The records that follow must be reproduced in full, exactly as written.

Excerpt from a dataset
◇ ◇ ◇ ◇
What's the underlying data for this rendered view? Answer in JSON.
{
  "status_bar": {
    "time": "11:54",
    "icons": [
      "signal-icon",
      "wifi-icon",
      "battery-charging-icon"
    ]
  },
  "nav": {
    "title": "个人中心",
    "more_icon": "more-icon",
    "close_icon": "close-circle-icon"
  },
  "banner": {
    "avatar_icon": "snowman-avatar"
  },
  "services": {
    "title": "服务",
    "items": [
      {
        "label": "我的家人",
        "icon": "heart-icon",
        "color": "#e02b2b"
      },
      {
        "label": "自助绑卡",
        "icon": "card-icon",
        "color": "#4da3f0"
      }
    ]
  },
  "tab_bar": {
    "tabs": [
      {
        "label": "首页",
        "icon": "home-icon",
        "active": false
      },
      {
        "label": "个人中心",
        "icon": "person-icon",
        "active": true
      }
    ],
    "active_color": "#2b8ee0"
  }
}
◇ ◇ ◇ ◇
§ EXPECTED ANSWER
What's the underlying data for this rendered view? Answer in JSON.
{
  "status_bar": {
    "time": "11:54",
    "icons": [
      "signal-icon",
      "wifi-icon",
      "battery-charging-icon"
    ]
  },
  "nav": {
    "title": "个人中心",
    "more_icon": "more-icon",
    "close_icon": "close-circle-icon"
  },
  "banner": {
    "avatar_icon": "snowman-avatar"
  },
  "services": {
    "title": "服务",
    "items": [
      {
        "label": "我的家人",
        "icon": "heart-icon",
        "color": "#e02b2b"
      },
      {
        "label": "自助绑卡",
        "icon": "card-icon",
        "color": "#4da3f0"
      }
    ]
  },
  "tab_bar": {
    "tabs": [
      {
        "label": "首页",
        "icon": "home-icon",
        "active": false
      },
      {
        "label": "个人中心",
        "icon": "person-icon",
        "active": true
      }
    ],
    "active_color": "#2b8ee0"
  }
}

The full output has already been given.